= The task =
Look through the material below. Copy every line with the string "yerda" in it.

= Entries provided =
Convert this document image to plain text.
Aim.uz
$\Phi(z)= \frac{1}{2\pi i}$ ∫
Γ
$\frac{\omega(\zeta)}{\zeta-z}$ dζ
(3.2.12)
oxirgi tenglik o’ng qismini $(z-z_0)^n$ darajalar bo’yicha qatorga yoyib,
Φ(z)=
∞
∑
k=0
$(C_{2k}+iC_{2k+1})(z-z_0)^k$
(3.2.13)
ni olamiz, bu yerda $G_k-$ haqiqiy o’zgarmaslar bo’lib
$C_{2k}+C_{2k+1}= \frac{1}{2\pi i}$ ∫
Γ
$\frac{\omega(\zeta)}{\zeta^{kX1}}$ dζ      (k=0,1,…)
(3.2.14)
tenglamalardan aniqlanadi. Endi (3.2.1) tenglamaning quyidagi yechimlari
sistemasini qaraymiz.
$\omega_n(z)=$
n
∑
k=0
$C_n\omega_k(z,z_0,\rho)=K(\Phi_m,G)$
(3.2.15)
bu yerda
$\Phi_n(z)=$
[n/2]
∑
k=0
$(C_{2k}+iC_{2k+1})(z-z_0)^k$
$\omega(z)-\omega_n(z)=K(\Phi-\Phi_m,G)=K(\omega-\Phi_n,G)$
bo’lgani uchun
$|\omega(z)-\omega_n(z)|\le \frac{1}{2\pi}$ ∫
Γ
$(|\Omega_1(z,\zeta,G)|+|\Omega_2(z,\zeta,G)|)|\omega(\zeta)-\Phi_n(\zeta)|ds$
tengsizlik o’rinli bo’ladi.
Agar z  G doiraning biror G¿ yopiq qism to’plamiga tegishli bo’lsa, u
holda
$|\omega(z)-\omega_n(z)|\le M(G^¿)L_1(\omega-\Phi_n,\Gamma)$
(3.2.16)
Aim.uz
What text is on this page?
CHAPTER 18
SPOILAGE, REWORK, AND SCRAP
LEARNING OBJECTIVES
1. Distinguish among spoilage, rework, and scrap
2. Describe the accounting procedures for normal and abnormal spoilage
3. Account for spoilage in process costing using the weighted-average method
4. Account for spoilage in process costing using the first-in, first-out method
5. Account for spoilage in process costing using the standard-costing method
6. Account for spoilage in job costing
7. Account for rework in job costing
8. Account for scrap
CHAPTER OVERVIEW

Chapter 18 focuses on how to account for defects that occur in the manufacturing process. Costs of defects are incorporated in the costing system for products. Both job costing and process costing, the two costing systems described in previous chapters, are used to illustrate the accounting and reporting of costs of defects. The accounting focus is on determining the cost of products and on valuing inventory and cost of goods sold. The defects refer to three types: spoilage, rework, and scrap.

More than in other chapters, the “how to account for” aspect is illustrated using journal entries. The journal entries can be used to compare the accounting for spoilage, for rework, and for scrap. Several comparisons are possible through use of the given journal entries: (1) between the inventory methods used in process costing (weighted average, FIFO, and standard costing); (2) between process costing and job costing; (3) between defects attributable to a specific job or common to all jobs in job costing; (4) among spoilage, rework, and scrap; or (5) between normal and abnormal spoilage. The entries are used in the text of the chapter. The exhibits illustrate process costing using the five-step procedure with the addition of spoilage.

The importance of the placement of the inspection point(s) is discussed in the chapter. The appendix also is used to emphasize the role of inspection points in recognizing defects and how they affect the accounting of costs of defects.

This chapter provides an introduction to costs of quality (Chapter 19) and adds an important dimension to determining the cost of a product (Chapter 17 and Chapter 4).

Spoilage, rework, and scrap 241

= Task result =
ni olamiz, bu yerda $G_k-$ haqiqiy o’zgarmaslar bo’lib
bu yerda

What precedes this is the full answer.